• EXTRAIT SOURCE

Aller au contenu

Page:Diderot - Encyclopedie 1ere edition tome 7.djvu/674

La bibliothèque libre.
Le texte de cette page a été corrigé et est conforme au fac-similé.

La Géométrie, dit-on encore, donne à l’esprit de la sécheresse ; oui, quand on y est déjà préparé par la nature : en ce cas, on ne seroit guere plus sensible aux beautés des ouvrages d’imagination, quand même on n’auroit fait aucune étude de la Géométrie ; mais celui à qui la nature aura donné avec le talent des Mathématiques un esprit flexible à d’autres objets, & qui aura soin d’entretenir dans son esprit cette heureuse flexibilité, en le pliant en tout sens, en ne le tenant point toûjours courbé vers les lignes & les calculs, & en l’exerçant à des matieres de littérature, de goût, & de philosophie, celui-là conservera tout-à-la-fois la sensibilité pour les choses d’agrément, & la rigueur nécessaire aux démonstrations ; il saura résoudre un problème, & lire un poëte ; calculer les mouvemens des planetes, & avoir du plaisir à une piece de théatre.

L’étude & le talent de la Géométrie ne nuisent donc point par eux mêmes aux talens & aux occupations littéraires. On peut même dire en un sens, qu’ils sont utiles pour quelque genre d’écrire que ce puisse être ; un ouvrage de morale, de littérature, de critique, en sera meilleur, toutes choses d’ailleurs égales, s’il est fait par un géometre, comme M. de Fontenelle l’a très-bien observé ; on y remarquera cette justesse & cette liaison d’idées à laquelle l’étude de la Géométrie nous accoûtume, & qu’elle nous fait ensuite porter dans nos écrits sans nous en appercevoir & comme malgré nous.

• EXERCICE A
D'après l'extrait sur la géométrie, quel auteur a observé qu'un ouvrage de morale, de littérature ou de critique est meilleur s'il est fait par un géomètre ?
• EXERCICE B
Recopiez mot pour mot le passage de l'extrait sur la géométrie compris entre « L’étude & le » et « comme malgré nous. », ces deux bornes incluses.
• EXERCICE C
Pour chacune des affirmations suivantes, indiquez par oui ou par non si elle s'accorde avec l'extrait sur la géométrie, puis citez les mots du texte qui tranchent.
(i) La géométrie donne de la sécheresse à l'esprit de tous ceux qui l'étudient.
(ii) L'étude de la géométrie ne nuit pas par elle-même aux occupations littéraires.
(iii) Celui qui garde un esprit flexible saura à la fois résoudre un problème et lire un poète.

Items sources

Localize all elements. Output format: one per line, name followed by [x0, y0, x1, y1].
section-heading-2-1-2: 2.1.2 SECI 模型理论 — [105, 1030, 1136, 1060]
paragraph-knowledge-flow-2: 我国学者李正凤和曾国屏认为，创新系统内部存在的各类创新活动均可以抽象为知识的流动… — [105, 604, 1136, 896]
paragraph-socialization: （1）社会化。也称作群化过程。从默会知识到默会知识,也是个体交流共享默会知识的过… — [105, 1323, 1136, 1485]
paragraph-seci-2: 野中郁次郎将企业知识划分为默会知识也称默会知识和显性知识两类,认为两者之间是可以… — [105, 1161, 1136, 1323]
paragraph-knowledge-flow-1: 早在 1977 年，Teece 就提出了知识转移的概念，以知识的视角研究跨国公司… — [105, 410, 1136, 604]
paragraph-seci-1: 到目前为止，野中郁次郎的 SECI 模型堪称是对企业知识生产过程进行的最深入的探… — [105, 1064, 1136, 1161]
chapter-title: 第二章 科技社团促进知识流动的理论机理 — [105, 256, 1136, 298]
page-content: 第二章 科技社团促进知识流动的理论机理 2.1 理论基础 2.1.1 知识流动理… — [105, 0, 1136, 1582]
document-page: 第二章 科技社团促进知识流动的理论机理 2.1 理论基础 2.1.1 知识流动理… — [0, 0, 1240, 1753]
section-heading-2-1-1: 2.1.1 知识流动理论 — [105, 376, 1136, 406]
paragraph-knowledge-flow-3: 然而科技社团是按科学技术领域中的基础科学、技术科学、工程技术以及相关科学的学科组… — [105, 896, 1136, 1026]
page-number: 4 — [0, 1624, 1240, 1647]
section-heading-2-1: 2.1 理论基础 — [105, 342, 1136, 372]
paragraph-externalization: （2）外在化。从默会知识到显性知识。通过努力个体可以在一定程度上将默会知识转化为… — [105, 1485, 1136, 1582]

• CORRIGÉ A
M. de Fontenelle.

• CORRIGÉ B
L’étude & le talent de la Géométrie ne nuisent donc point par eux mêmes aux talens & aux occupations littéraires. On peut même dire en un sens, qu’ils sont utiles pour quelque genre d’écrire que ce puisse être ; un ouvrage de morale, de littérature, de critique, en sera meilleur, toutes choses d’ailleurs égales, s’il est fait par un géometre, comme M. de Fontenelle l’a très-bien observé ; on y remarquera cette justesse & cette liaison d’idées à laquelle l’étude de la Géométrie nous accoûtume, & qu’elle nous fait ensuite porter dans nos écrits sans nous en appercevoir & comme malgré nous.

• CORRIGÉ C
(i) Non : « oui, quand on y est déjà préparé par la nature ».
(ii) Oui : « L’étude & le talent de la Géométrie ne nuisent donc point par eux mêmes aux talens & aux occupations littéraires. »
(iii) Oui : « il saura résoudre un problème, & lire un poëte ».